(Data records)
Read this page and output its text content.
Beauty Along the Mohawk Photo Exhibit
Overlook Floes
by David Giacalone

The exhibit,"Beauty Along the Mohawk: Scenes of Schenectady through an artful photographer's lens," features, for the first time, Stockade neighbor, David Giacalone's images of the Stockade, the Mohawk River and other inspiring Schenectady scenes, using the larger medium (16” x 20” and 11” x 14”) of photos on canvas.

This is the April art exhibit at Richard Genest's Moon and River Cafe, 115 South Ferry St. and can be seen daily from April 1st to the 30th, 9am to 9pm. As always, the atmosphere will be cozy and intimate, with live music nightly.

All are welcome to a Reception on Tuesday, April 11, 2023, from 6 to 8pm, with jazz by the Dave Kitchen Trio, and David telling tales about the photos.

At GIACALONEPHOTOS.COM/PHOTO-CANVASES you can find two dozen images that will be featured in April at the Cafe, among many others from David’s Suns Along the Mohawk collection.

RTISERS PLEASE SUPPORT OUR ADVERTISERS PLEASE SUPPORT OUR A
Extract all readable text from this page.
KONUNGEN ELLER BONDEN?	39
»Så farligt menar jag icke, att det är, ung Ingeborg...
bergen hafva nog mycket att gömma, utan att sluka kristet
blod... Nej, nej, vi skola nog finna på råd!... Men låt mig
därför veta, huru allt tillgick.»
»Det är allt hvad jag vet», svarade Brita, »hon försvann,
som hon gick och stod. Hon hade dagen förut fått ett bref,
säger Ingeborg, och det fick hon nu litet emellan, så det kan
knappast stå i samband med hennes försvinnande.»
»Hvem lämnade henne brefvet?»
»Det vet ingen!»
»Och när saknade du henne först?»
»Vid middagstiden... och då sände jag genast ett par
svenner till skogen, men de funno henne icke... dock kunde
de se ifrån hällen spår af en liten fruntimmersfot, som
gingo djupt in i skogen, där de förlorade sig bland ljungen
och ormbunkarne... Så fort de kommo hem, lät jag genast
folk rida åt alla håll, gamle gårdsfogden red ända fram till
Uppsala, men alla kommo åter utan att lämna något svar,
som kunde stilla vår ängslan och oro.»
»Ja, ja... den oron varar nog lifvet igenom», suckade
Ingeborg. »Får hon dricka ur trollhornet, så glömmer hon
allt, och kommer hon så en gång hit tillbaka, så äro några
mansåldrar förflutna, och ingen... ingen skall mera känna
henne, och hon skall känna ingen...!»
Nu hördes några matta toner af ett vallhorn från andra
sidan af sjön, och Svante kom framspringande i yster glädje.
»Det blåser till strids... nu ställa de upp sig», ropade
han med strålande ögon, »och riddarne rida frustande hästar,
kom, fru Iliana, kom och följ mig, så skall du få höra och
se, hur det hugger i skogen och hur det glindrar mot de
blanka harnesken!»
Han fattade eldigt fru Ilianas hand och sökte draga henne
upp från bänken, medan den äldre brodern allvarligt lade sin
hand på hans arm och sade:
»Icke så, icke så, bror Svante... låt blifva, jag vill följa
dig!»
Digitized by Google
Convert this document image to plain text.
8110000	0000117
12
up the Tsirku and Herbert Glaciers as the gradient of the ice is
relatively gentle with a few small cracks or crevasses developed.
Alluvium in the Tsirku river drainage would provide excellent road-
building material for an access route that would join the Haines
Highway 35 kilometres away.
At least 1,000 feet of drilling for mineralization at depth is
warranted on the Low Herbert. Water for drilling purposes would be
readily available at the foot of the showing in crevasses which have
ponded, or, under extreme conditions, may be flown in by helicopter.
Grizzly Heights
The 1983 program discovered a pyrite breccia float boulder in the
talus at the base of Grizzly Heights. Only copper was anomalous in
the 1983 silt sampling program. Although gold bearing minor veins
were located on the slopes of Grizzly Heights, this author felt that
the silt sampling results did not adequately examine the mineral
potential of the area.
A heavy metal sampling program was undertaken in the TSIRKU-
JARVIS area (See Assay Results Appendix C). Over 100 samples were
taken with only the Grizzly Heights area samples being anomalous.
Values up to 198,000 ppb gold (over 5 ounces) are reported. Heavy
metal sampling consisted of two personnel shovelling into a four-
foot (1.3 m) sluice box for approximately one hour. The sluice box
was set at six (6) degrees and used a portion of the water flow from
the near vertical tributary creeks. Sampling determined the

What the exercise asks: Each line above that contains the string "rida" should be copied.

Written solution:
folk rida åt alla håll, gamle gårdsfogden red ända fram till
han med strålande ögon, »och riddarne rida frustande hästar,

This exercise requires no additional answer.